--- BEGIN LISTED RECORDS ---

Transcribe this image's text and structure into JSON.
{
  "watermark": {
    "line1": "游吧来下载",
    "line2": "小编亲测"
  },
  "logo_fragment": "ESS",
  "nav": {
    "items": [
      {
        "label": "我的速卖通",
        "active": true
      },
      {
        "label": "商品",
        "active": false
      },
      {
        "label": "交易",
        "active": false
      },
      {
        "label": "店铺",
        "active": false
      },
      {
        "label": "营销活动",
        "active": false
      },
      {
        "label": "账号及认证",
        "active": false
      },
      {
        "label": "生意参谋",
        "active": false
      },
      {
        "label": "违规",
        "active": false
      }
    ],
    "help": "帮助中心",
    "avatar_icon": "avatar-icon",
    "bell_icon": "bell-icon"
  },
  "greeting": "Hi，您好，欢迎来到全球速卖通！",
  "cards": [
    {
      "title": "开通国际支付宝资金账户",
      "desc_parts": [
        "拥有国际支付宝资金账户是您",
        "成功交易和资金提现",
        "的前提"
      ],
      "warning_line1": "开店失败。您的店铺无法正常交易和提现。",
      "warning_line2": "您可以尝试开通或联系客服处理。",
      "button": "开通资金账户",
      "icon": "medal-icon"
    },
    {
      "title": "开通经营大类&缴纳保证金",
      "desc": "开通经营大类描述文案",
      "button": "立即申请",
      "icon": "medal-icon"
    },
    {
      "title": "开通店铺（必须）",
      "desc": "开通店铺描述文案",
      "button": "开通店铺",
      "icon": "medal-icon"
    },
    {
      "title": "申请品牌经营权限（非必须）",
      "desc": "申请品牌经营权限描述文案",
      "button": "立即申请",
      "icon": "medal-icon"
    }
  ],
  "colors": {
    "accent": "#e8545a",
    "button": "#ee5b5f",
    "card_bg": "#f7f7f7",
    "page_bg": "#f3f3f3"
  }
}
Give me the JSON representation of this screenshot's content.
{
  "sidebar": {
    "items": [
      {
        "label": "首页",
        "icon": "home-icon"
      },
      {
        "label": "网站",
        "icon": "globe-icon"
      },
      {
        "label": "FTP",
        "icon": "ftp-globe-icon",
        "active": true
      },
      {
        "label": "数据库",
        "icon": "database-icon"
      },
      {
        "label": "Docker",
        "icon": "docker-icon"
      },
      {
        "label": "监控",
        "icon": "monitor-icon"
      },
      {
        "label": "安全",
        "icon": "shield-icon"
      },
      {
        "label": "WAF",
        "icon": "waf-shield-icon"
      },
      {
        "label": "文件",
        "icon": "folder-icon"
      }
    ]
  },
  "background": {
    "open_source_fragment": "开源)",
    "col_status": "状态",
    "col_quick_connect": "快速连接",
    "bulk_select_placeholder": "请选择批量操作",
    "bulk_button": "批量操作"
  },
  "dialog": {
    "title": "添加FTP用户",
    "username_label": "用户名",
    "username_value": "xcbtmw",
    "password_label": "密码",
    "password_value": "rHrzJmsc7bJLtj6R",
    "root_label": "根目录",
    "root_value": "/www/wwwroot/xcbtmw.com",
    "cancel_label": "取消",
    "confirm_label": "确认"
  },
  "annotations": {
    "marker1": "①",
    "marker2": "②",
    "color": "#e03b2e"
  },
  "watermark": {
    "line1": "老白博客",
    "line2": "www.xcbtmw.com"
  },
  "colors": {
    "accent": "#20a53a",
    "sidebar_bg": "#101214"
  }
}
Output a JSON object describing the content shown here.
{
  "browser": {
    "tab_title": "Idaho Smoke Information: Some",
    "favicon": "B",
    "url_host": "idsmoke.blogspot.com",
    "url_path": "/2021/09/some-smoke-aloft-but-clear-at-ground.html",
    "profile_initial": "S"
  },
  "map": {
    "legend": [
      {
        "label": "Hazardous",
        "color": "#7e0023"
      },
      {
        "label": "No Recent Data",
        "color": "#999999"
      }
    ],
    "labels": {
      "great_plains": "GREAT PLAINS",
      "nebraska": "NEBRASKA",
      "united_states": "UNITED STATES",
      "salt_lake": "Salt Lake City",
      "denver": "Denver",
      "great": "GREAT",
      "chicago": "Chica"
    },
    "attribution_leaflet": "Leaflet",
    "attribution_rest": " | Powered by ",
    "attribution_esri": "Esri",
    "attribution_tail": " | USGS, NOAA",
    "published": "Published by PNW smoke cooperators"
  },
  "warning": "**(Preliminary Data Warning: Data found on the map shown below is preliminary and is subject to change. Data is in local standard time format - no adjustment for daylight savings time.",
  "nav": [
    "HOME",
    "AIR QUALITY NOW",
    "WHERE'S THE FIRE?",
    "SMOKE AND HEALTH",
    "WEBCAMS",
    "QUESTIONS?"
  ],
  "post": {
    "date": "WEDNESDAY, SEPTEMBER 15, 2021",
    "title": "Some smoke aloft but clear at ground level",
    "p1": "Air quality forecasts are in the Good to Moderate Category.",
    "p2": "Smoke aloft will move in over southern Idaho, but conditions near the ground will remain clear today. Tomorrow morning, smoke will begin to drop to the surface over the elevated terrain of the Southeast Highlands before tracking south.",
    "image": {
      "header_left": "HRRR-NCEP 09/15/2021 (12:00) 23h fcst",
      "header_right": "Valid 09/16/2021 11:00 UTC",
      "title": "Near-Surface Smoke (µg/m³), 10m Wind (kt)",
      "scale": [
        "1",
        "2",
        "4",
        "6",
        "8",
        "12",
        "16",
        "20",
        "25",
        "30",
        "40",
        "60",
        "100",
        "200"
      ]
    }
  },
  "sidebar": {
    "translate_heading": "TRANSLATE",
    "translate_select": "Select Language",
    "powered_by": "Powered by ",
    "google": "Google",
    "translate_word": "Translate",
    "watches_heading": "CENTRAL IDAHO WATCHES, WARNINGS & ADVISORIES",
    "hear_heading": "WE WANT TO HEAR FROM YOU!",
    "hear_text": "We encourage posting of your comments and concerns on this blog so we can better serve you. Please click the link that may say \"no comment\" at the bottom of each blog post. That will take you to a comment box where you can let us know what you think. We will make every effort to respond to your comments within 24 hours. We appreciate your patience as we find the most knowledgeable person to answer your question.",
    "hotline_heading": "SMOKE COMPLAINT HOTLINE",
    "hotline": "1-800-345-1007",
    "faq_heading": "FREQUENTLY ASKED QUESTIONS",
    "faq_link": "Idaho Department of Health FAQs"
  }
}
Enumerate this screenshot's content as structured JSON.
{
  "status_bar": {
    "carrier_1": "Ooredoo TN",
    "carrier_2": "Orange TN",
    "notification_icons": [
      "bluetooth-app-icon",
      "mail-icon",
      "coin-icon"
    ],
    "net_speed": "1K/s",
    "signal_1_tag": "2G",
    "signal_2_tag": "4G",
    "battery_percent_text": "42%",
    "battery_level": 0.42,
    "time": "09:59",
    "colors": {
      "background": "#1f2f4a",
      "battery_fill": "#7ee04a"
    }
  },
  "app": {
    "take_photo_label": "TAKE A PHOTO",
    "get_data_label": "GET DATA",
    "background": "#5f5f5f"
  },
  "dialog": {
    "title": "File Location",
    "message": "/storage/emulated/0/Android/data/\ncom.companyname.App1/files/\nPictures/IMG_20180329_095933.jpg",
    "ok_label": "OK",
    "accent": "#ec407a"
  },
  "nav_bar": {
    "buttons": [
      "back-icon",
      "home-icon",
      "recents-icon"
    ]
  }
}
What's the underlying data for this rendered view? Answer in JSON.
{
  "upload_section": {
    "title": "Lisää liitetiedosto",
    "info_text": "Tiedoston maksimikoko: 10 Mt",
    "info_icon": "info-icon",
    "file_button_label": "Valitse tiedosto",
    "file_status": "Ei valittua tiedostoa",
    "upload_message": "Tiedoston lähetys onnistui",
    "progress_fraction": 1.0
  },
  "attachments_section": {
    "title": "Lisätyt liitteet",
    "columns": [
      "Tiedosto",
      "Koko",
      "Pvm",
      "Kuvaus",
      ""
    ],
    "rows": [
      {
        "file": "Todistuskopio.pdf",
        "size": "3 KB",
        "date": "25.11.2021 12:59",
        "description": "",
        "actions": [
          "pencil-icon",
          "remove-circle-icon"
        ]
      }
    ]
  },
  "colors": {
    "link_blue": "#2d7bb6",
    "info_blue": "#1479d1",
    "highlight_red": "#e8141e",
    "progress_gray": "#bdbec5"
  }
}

--- END LISTED RECORDS ---

### GIVEN EXERCISE
Find all lines holding the string "shield" and copy them.

### RESPONSE BELOW
        "icon": "shield-icon"
        "icon": "waf-shield-icon"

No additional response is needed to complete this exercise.